Short task
Identify the lines holding "title" and copy them.

Listed entries
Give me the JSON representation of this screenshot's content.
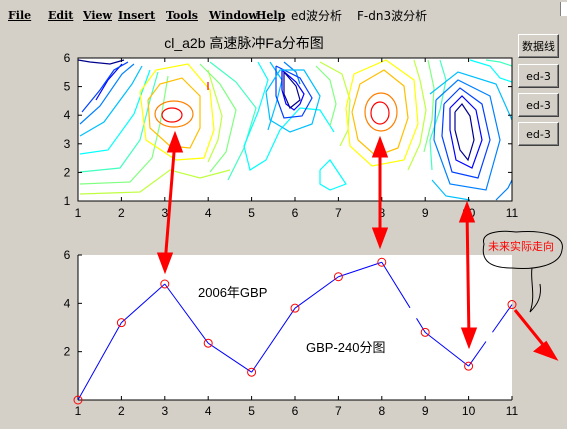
{
  "menu": {
    "items": [
      "File",
      "Edit",
      "View",
      "Insert",
      "Tools",
      "Window",
      "Help",
      "ed波分析",
      "F-dn3波分析"
    ]
  },
  "side_buttons": [
    "数据线",
    "ed-3",
    "ed-3",
    "ed-3"
  ],
  "top_plot": {
    "title": "cl_a2b 高速脉冲Fa分布图",
    "x_ticks": [
      "1",
      "2",
      "3",
      "4",
      "5",
      "6",
      "7",
      "8",
      "9",
      "10",
      "11"
    ],
    "y_ticks": [
      "1",
      "2",
      "3",
      "4",
      "5",
      "6"
    ]
  },
  "bottom_plot": {
    "x_ticks": [
      "1",
      "2",
      "3",
      "4",
      "5",
      "6",
      "7",
      "8",
      "9",
      "10",
      "11"
    ],
    "y_ticks": [
      "2",
      "4",
      "6"
    ],
    "label_2006": "2006年GBP",
    "label_240": "GBP-240分图"
  },
  "annotation": {
    "future_label": "未来实际走向"
  },
  "chart_data": [
    {
      "type": "heatmap",
      "title": "cl_a2b 高速脉冲Fa分布图",
      "xlim": [
        1,
        11
      ],
      "ylim": [
        1,
        6
      ],
      "grid": false
    },
    {
      "type": "line",
      "x": [
        1,
        2,
        3,
        4,
        5,
        6,
        7,
        8,
        9,
        10,
        11
      ],
      "y": [
        0,
        3.2,
        4.8,
        2.35,
        1.15,
        3.8,
        5.1,
        5.7,
        2.8,
        1.4,
        3.95
      ],
      "xlim": [
        1,
        11
      ],
      "ylim": [
        0,
        6
      ],
      "line_color": "#0000ff",
      "marker_color": "#ff0000",
      "grid": false
    }
  ],
  "colors": {
    "window_bg": "#d4d0c8",
    "arrow_red": "#ff0000",
    "series_line": "#0000ff"
  }
}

Output of the task
    "title": "cl_a2b 高速脉冲Fa分布图",
      "title": "cl_a2b 高速脉冲Fa分布图",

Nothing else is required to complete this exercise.